Retype the full set of records. Keep every character identical.
--- BEGIN ---
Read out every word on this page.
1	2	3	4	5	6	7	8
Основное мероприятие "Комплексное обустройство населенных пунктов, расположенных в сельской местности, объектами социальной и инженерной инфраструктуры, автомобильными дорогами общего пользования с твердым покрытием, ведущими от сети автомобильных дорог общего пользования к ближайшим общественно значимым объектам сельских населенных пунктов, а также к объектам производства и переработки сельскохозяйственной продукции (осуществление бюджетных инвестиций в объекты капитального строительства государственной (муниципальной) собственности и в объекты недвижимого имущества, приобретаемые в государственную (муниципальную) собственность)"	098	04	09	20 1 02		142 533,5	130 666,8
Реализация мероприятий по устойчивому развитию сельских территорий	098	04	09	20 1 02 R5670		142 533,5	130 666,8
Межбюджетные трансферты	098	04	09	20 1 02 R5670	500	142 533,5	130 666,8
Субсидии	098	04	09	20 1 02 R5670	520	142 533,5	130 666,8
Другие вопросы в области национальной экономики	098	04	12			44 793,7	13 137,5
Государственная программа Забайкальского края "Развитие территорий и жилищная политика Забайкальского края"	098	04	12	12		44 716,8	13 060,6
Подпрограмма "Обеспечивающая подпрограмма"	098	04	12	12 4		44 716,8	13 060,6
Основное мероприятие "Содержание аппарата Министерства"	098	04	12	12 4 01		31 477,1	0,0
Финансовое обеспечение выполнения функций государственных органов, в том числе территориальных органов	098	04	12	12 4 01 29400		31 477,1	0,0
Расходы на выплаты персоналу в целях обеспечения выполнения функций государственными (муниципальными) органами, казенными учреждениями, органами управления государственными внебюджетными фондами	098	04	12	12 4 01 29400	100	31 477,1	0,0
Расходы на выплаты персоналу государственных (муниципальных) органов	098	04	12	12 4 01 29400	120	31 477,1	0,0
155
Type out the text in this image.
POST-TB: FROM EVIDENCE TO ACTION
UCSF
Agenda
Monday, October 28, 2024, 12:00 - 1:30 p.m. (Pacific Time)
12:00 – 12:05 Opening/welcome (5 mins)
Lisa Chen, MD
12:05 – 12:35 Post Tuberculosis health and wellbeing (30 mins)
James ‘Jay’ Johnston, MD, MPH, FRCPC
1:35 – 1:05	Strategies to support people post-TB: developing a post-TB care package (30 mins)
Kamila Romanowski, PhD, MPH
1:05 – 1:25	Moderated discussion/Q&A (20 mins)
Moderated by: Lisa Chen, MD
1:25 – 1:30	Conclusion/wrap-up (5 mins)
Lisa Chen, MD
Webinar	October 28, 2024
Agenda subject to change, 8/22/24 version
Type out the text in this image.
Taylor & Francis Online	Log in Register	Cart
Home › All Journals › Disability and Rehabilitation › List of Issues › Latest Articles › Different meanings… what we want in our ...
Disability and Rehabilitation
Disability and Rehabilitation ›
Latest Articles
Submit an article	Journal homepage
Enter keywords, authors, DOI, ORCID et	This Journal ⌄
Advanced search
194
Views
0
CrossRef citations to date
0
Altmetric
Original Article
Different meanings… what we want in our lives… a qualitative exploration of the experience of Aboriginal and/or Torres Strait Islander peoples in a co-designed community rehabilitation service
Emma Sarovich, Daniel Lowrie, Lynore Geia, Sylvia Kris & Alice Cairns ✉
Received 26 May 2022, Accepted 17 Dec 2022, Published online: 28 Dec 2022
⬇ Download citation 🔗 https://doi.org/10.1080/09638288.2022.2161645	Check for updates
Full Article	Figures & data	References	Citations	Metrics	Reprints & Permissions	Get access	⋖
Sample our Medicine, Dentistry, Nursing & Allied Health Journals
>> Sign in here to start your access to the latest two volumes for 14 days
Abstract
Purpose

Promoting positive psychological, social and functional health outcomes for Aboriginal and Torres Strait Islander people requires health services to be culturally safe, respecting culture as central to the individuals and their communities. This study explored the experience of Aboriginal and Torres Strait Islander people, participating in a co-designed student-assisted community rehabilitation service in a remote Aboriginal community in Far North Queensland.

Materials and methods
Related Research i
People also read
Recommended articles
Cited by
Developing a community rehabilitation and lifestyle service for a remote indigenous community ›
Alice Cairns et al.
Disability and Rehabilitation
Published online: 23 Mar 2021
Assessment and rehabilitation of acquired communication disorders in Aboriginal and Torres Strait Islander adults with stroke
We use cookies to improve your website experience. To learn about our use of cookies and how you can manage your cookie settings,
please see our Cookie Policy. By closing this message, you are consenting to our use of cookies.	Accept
--- END ---
**WRITTEN ANSWER**
Read out every word on this page.
1	2	3	4	5	6	7	8
Основное мероприятие "Комплексное обустройство населенных пунктов, расположенных в сельской местности, объектами социальной и инженерной инфраструктуры, автомобильными дорогами общего пользования с твердым покрытием, ведущими от сети автомобильных дорог общего пользования к ближайшим общественно значимым объектам сельских населенных пунктов, а также к объектам производства и переработки сельскохозяйственной продукции (осуществление бюджетных инвестиций в объекты капитального строительства государственной (муниципальной) собственности и в объекты недвижимого имущества, приобретаемые в государственную (муниципальную) собственность)"	098	04	09	20 1 02		142 533,5	130 666,8
Реализация мероприятий по устойчивому развитию сельских территорий	098	04	09	20 1 02 R5670		142 533,5	130 666,8
Межбюджетные трансферты	098	04	09	20 1 02 R5670	500	142 533,5	130 666,8
Субсидии	098	04	09	20 1 02 R5670	520	142 533,5	130 666,8
Другие вопросы в области национальной экономики	098	04	12			44 793,7	13 137,5
Государственная программа Забайкальского края "Развитие территорий и жилищная политика Забайкальского края"	098	04	12	12		44 716,8	13 060,6
Подпрограмма "Обеспечивающая подпрограмма"	098	04	12	12 4		44 716,8	13 060,6
Основное мероприятие "Содержание аппарата Министерства"	098	04	12	12 4 01		31 477,1	0,0
Финансовое обеспечение выполнения функций государственных органов, в том числе территориальных органов	098	04	12	12 4 01 29400		31 477,1	0,0
Расходы на выплаты персоналу в целях обеспечения выполнения функций государственными (муниципальными) органами, казенными учреждениями, органами управления государственными внебюджетными фондами	098	04	12	12 4 01 29400	100	31 477,1	0,0
Расходы на выплаты персоналу государственных (муниципальных) органов	098	04	12	12 4 01 29400	120	31 477,1	0,0
155
Type out the text in this image.
POST-TB: FROM EVIDENCE TO ACTION
UCSF
Agenda
Monday, October 28, 2024, 12:00 - 1:30 p.m. (Pacific Time)
12:00 – 12:05 Opening/welcome (5 mins)
Lisa Chen, MD
12:05 – 12:35 Post Tuberculosis health and wellbeing (30 mins)
James ‘Jay’ Johnston, MD, MPH, FRCPC
1:35 – 1:05	Strategies to support people post-TB: developing a post-TB care package (30 mins)
Kamila Romanowski, PhD, MPH
1:05 – 1:25	Moderated discussion/Q&A (20 mins)
Moderated by: Lisa Chen, MD
1:25 – 1:30	Conclusion/wrap-up (5 mins)
Lisa Chen, MD
Webinar	October 28, 2024
Agenda subject to change, 8/22/24 version
Type out the text in this image.
Taylor & Francis Online	Log in Register	Cart
Home › All Journals › Disability and Rehabilitation › List of Issues › Latest Articles › Different meanings… what we want in our ...
Disability and Rehabilitation
Disability and Rehabilitation ›
Latest Articles
Submit an article	Journal homepage
Enter keywords, authors, DOI, ORCID et	This Journal ⌄
Advanced search
194
Views
0
CrossRef citations to date
0
Altmetric
Original Article
Different meanings… what we want in our lives… a qualitative exploration of the experience of Aboriginal and/or Torres Strait Islander peoples in a co-designed community rehabilitation service
Emma Sarovich, Daniel Lowrie, Lynore Geia, Sylvia Kris & Alice Cairns ✉
Received 26 May 2022, Accepted 17 Dec 2022, Published online: 28 Dec 2022
⬇ Download citation 🔗 https://doi.org/10.1080/09638288.2022.2161645	Check for updates
Full Article	Figures & data	References	Citations	Metrics	Reprints & Permissions	Get access	⋖
Sample our Medicine, Dentistry, Nursing & Allied Health Journals
>> Sign in here to start your access to the latest two volumes for 14 days
Abstract
Purpose

Promoting positive psychological, social and functional health outcomes for Aboriginal and Torres Strait Islander people requires health services to be culturally safe, respecting culture as central to the individuals and their communities. This study explored the experience of Aboriginal and Torres Strait Islander people, participating in a co-designed student-assisted community rehabilitation service in a remote Aboriginal community in Far North Queensland.

Materials and methods
Related Research i
People also read
Recommended articles
Cited by
Developing a community rehabilitation and lifestyle service for a remote indigenous community ›
Alice Cairns et al.
Disability and Rehabilitation
Published online: 23 Mar 2021
Assessment and rehabilitation of acquired communication disorders in Aboriginal and Torres Strait Islander adults with stroke
We use cookies to improve your website experience. To learn about our use of cookies and how you can manage your cookie settings,
please see our Cookie Policy. By closing this message, you are consenting to our use of cookies.	Accept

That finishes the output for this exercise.